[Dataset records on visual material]
────

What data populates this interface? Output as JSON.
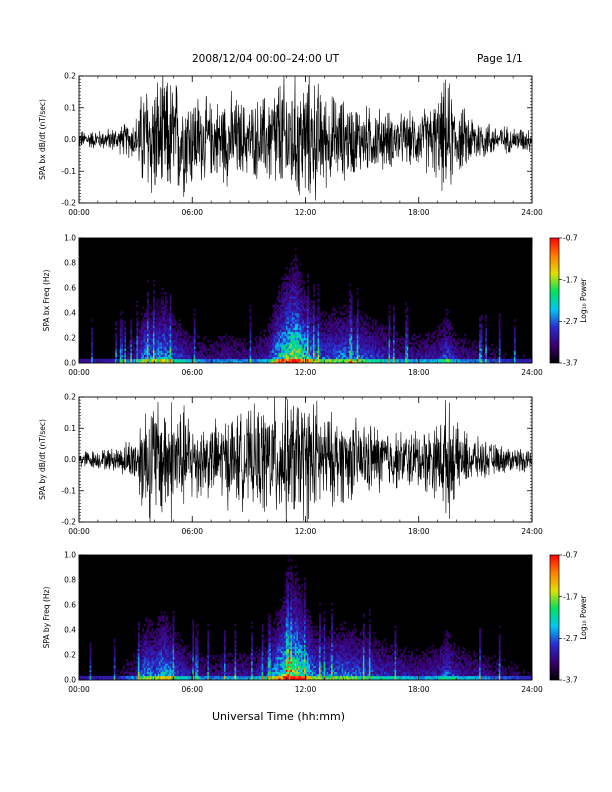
{
  "header": {
    "title": "2008/12/04   00:00–24:00 UT",
    "page": "Page 1/1"
  },
  "xaxis_label": "Universal Time (hh:mm)",
  "colors": {
    "trace": "#000000",
    "spectrogram_background": "#000000",
    "colorbar": [
      "#000000",
      "#3a0070",
      "#2a2ccf",
      "#00c8f0",
      "#00e060",
      "#e0e000",
      "#ff8000",
      "#ff0000"
    ]
  },
  "chart_data": [
    {
      "type": "line",
      "ylabel": "SPA bx dB/dt (nT/sec)",
      "xlim": [
        0,
        24
      ],
      "ylim": [
        -0.2,
        0.2
      ],
      "x_ticks": [
        "00:00",
        "06:00",
        "12:00",
        "18:00",
        "24:00"
      ],
      "y_ticks": [
        "-0.2",
        "-0.1",
        "0.0",
        "0.1",
        "0.2"
      ],
      "series": [
        {
          "x": [
            0,
            1,
            2,
            3,
            3.5,
            4,
            4.5,
            5,
            6,
            7,
            8,
            9,
            10,
            10.5,
            11,
            11.5,
            12,
            12.5,
            13,
            14,
            15,
            16,
            17,
            18,
            19,
            19.5,
            20,
            21,
            22,
            23,
            24
          ],
          "amplitude": [
            0.03,
            0.03,
            0.04,
            0.07,
            0.2,
            0.2,
            0.2,
            0.2,
            0.16,
            0.12,
            0.15,
            0.11,
            0.15,
            0.2,
            0.2,
            0.2,
            0.2,
            0.2,
            0.15,
            0.13,
            0.11,
            0.1,
            0.08,
            0.09,
            0.13,
            0.2,
            0.11,
            0.08,
            0.05,
            0.04,
            0.04
          ]
        }
      ]
    },
    {
      "type": "heatmap",
      "ylabel": "SPA bx Freq (Hz)",
      "xlim": [
        0,
        24
      ],
      "ylim": [
        0,
        1.0
      ],
      "x_ticks": [
        "00:00",
        "06:00",
        "12:00",
        "18:00",
        "24:00"
      ],
      "y_ticks": [
        "0.0",
        "0.2",
        "0.4",
        "0.6",
        "0.8",
        "1.0"
      ],
      "colorbar": {
        "label": "Log₁₀ Power",
        "ticks": [
          "-0.7",
          "-1.7",
          "-2.7",
          "-3.7"
        ],
        "range": [
          -3.7,
          -0.7
        ]
      },
      "series": [
        {
          "x": [
            0,
            1,
            2,
            3,
            3.5,
            4,
            4.5,
            5,
            6,
            7,
            8,
            9,
            10,
            10.5,
            11,
            11.5,
            12,
            12.5,
            13,
            14,
            15,
            16,
            17,
            18,
            19,
            19.5,
            20,
            21,
            22,
            23,
            24
          ],
          "activity": [
            0.1,
            0.1,
            0.15,
            0.3,
            0.6,
            0.55,
            0.7,
            0.5,
            0.3,
            0.25,
            0.3,
            0.25,
            0.35,
            0.7,
            0.9,
            1.0,
            0.75,
            0.55,
            0.5,
            0.55,
            0.5,
            0.4,
            0.3,
            0.3,
            0.35,
            0.5,
            0.3,
            0.25,
            0.2,
            0.15,
            0.15
          ]
        }
      ]
    },
    {
      "type": "line",
      "ylabel": "SPA by dB/dt (nT/sec)",
      "xlim": [
        0,
        24
      ],
      "ylim": [
        -0.2,
        0.2
      ],
      "x_ticks": [
        "00:00",
        "06:00",
        "12:00",
        "18:00",
        "24:00"
      ],
      "y_ticks": [
        "-0.2",
        "-0.1",
        "0.0",
        "0.1",
        "0.2"
      ],
      "series": [
        {
          "x": [
            0,
            1,
            2,
            3,
            3.5,
            4,
            4.5,
            5,
            6,
            7,
            8,
            9,
            10,
            10.5,
            11,
            11.5,
            12,
            12.5,
            13,
            14,
            15,
            16,
            17,
            18,
            19,
            19.5,
            20,
            21,
            22,
            23,
            24
          ],
          "amplitude": [
            0.03,
            0.03,
            0.04,
            0.08,
            0.2,
            0.2,
            0.2,
            0.2,
            0.14,
            0.12,
            0.15,
            0.15,
            0.19,
            0.2,
            0.2,
            0.2,
            0.2,
            0.2,
            0.15,
            0.14,
            0.12,
            0.11,
            0.09,
            0.1,
            0.12,
            0.2,
            0.11,
            0.07,
            0.05,
            0.04,
            0.04
          ]
        }
      ]
    },
    {
      "type": "heatmap",
      "ylabel": "SPA by Freq (Hz)",
      "xlim": [
        0,
        24
      ],
      "ylim": [
        0,
        1.0
      ],
      "x_ticks": [
        "00:00",
        "06:00",
        "12:00",
        "18:00",
        "24:00"
      ],
      "y_ticks": [
        "0.0",
        "0.2",
        "0.4",
        "0.6",
        "0.8",
        "1.0"
      ],
      "colorbar": {
        "label": "Log₁₀ Power",
        "ticks": [
          "-0.7",
          "-1.7",
          "-2.7",
          "-3.7"
        ],
        "range": [
          -3.7,
          -0.7
        ]
      },
      "series": [
        {
          "x": [
            0,
            1,
            2,
            3,
            3.5,
            4,
            4.5,
            5,
            6,
            7,
            8,
            9,
            10,
            10.5,
            11,
            11.5,
            12,
            12.5,
            13,
            14,
            15,
            16,
            17,
            18,
            19,
            19.5,
            20,
            21,
            22,
            23,
            24
          ],
          "activity": [
            0.12,
            0.12,
            0.15,
            0.3,
            0.6,
            0.55,
            0.7,
            0.5,
            0.3,
            0.25,
            0.3,
            0.3,
            0.4,
            0.7,
            0.9,
            1.0,
            0.75,
            0.55,
            0.5,
            0.55,
            0.5,
            0.4,
            0.35,
            0.3,
            0.35,
            0.5,
            0.35,
            0.3,
            0.25,
            0.2,
            0.15
          ]
        }
      ]
    }
  ]
}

────

EXERCISE: Without including any pictures, print each record exactly.

THE RESULT:
What data populates this interface? Output as JSON.
{
  "header": {
    "title": "2008/12/04   00:00–24:00 UT",
    "page": "Page 1/1"
  },
  "xaxis_label": "Universal Time (hh:mm)",
  "colors": {
    "trace": "#000000",
    "spectrogram_background": "#000000",
    "colorbar": [
      "#000000",
      "#3a0070",
      "#2a2ccf",
      "#00c8f0",
      "#00e060",
      "#e0e000",
      "#ff8000",
      "#ff0000"
    ]
  },
  "chart_data": [
    {
      "type": "line",
      "ylabel": "SPA bx dB/dt (nT/sec)",
      "xlim": [
        0,
        24
      ],
      "ylim": [
        -0.2,
        0.2
      ],
      "x_ticks": [
        "00:00",
        "06:00",
        "12:00",
        "18:00",
        "24:00"
      ],
      "y_ticks": [
        "-0.2",
        "-0.1",
        "0.0",
        "0.1",
        "0.2"
      ],
      "series": [
        {
          "x": [
            0,
            1,
            2,
            3,
            3.5,
            4,
            4.5,
            5,
            6,
            7,
            8,
            9,
            10,
            10.5,
            11,
            11.5,
            12,
            12.5,
            13,
            14,
            15,
            16,
            17,
            18,
            19,
            19.5,
            20,
            21,
            22,
            23,
            24
          ],
          "amplitude": [
            0.03,
            0.03,
            0.04,
            0.07,
            0.2,
            0.2,
            0.2,
            0.2,
            0.16,
            0.12,
            0.15,
            0.11,
            0.15,
            0.2,
            0.2,
            0.2,
            0.2,
            0.2,
            0.15,
            0.13,
            0.11,
            0.1,
            0.08,
            0.09,
            0.13,
            0.2,
            0.11,
            0.08,
            0.05,
            0.04,
            0.04
          ]
        }
      ]
    },
    {
      "type": "heatmap",
      "ylabel": "SPA bx Freq (Hz)",
      "xlim": [
        0,
        24
      ],
      "ylim": [
        0,
        1.0
      ],
      "x_ticks": [
        "00:00",
        "06:00",
        "12:00",
        "18:00",
        "24:00"
      ],
      "y_ticks": [
        "0.0",
        "0.2",
        "0.4",
        "0.6",
        "0.8",
        "1.0"
      ],
      "colorbar": {
        "label": "Log₁₀ Power",
        "ticks": [
          "-0.7",
          "-1.7",
          "-2.7",
          "-3.7"
        ],
        "range": [
          -3.7,
          -0.7
        ]
      },
      "series": [
        {
          "x": [
            0,
            1,
            2,
            3,
            3.5,
            4,
            4.5,
            5,
            6,
            7,
            8,
            9,
            10,
            10.5,
            11,
            11.5,
            12,
            12.5,
            13,
            14,
            15,
            16,
            17,
            18,
            19,
            19.5,
            20,
            21,
            22,
            23,
            24
          ],
          "activity": [
            0.1,
            0.1,
            0.15,
            0.3,
            0.6,
            0.55,
            0.7,
            0.5,
            0.3,
            0.25,
            0.3,
            0.25,
            0.35,
            0.7,
            0.9,
            1.0,
            0.75,
            0.55,
            0.5,
            0.55,
            0.5,
            0.4,
            0.3,
            0.3,
            0.35,
            0.5,
            0.3,
            0.25,
            0.2,
            0.15,
            0.15
          ]
        }
      ]
    },
    {
      "type": "line",
      "ylabel": "SPA by dB/dt (nT/sec)",
      "xlim": [
        0,
        24
      ],
      "ylim": [
        -0.2,
        0.2
      ],
      "x_ticks": [
        "00:00",
        "06:00",
        "12:00",
        "18:00",
        "24:00"
      ],
      "y_ticks": [
        "-0.2",
        "-0.1",
        "0.0",
        "0.1",
        "0.2"
      ],
      "series": [
        {
          "x": [
            0,
            1,
            2,
            3,
            3.5,
            4,
            4.5,
            5,
            6,
            7,
            8,
            9,
            10,
            10.5,
            11,
            11.5,
            12,
            12.5,
            13,
            14,
            15,
            16,
            17,
            18,
            19,
            19.5,
            20,
            21,
            22,
            23,
            24
          ],
          "amplitude": [
            0.03,
            0.03,
            0.04,
            0.08,
            0.2,
            0.2,
            0.2,
            0.2,
            0.14,
            0.12,
            0.15,
            0.15,
            0.19,
            0.2,
            0.2,
            0.2,
            0.2,
            0.2,
            0.15,
            0.14,
            0.12,
            0.11,
            0.09,
            0.1,
            0.12,
            0.2,
            0.11,
            0.07,
            0.05,
            0.04,
            0.04
          ]
        }
      ]
    },
    {
      "type": "heatmap",
      "ylabel": "SPA by Freq (Hz)",
      "xlim": [
        0,
        24
      ],
      "ylim": [
        0,
        1.0
      ],
      "x_ticks": [
        "00:00",
        "06:00",
        "12:00",
        "18:00",
        "24:00"
      ],
      "y_ticks": [
        "0.0",
        "0.2",
        "0.4",
        "0.6",
        "0.8",
        "1.0"
      ],
      "colorbar": {
        "label": "Log₁₀ Power",
        "ticks": [
          "-0.7",
          "-1.7",
          "-2.7",
          "-3.7"
        ],
        "range": [
          -3.7,
          -0.7
        ]
      },
      "series": [
        {
          "x": [
            0,
            1,
            2,
            3,
            3.5,
            4,
            4.5,
            5,
            6,
            7,
            8,
            9,
            10,
            10.5,
            11,
            11.5,
            12,
            12.5,
            13,
            14,
            15,
            16,
            17,
            18,
            19,
            19.5,
            20,
            21,
            22,
            23,
            24
          ],
          "activity": [
            0.12,
            0.12,
            0.15,
            0.3,
            0.6,
            0.55,
            0.7,
            0.5,
            0.3,
            0.25,
            0.3,
            0.3,
            0.4,
            0.7,
            0.9,
            1.0,
            0.75,
            0.55,
            0.5,
            0.55,
            0.5,
            0.4,
            0.35,
            0.3,
            0.35,
            0.5,
            0.35,
            0.3,
            0.25,
            0.2,
            0.15
          ]
        }
      ]
    }
  ]
}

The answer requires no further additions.